Input records
★ ★ ★

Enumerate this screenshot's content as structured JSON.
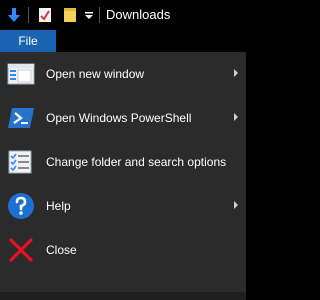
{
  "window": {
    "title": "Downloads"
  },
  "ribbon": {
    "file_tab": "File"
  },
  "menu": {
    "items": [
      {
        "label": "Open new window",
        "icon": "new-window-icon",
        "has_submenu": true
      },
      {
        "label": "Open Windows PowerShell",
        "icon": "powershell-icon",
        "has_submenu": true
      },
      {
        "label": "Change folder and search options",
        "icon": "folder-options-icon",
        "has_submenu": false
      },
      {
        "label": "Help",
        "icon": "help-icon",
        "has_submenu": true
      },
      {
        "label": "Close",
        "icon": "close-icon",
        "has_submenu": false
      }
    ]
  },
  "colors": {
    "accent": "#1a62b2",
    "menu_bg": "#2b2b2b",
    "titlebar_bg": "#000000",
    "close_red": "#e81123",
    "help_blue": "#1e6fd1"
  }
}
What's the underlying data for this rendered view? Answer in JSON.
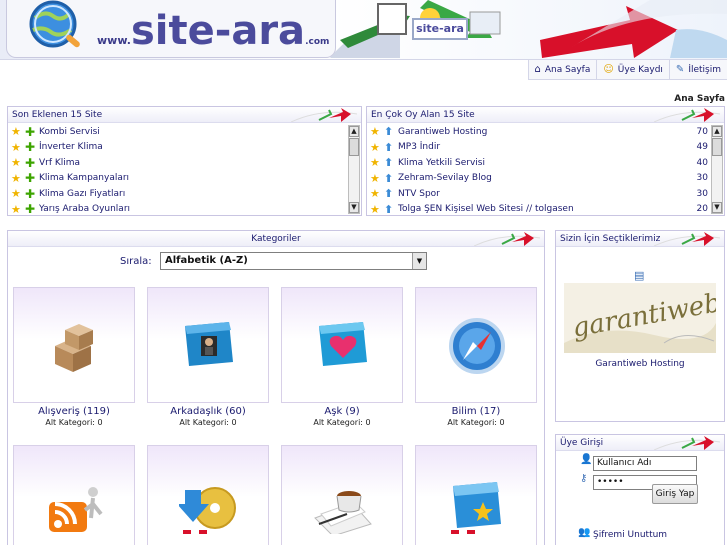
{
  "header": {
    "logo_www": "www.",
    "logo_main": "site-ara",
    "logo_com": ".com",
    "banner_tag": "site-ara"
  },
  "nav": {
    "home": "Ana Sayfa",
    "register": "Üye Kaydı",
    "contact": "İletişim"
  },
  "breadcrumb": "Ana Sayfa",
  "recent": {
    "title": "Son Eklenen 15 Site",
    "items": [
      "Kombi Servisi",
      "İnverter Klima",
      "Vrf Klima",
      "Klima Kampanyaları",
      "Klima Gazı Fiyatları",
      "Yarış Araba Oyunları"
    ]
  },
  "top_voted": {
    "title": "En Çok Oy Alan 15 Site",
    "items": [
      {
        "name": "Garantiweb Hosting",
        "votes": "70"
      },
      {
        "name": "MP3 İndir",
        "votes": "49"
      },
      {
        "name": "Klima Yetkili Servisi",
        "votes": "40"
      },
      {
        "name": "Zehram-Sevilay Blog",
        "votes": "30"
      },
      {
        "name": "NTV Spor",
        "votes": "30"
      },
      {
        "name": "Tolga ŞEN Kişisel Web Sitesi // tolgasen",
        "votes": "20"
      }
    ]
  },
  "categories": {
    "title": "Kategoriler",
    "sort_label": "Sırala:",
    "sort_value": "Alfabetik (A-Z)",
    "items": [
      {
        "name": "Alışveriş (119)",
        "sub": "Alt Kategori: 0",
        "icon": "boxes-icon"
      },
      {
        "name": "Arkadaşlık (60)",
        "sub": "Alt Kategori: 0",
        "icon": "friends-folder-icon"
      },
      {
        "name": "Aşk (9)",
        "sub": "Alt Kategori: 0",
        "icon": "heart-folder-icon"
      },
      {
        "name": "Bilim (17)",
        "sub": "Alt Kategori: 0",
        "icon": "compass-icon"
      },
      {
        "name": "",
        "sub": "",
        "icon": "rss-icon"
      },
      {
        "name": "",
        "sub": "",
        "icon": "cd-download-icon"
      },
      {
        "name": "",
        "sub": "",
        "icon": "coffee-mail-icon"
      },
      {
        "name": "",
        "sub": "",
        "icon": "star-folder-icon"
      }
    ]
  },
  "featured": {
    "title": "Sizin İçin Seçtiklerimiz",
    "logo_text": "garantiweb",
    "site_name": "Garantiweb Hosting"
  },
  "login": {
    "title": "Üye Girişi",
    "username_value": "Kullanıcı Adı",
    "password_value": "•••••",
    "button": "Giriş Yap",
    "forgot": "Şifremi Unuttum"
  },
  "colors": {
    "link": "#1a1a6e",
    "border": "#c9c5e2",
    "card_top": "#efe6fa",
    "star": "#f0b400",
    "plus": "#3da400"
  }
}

★ ★ ★

Gather up every line from the listing above in which the word "Servisi" occurs.

Exercise output
      "Kombi Servisi",
        "name": "Klima Yetkili Servisi",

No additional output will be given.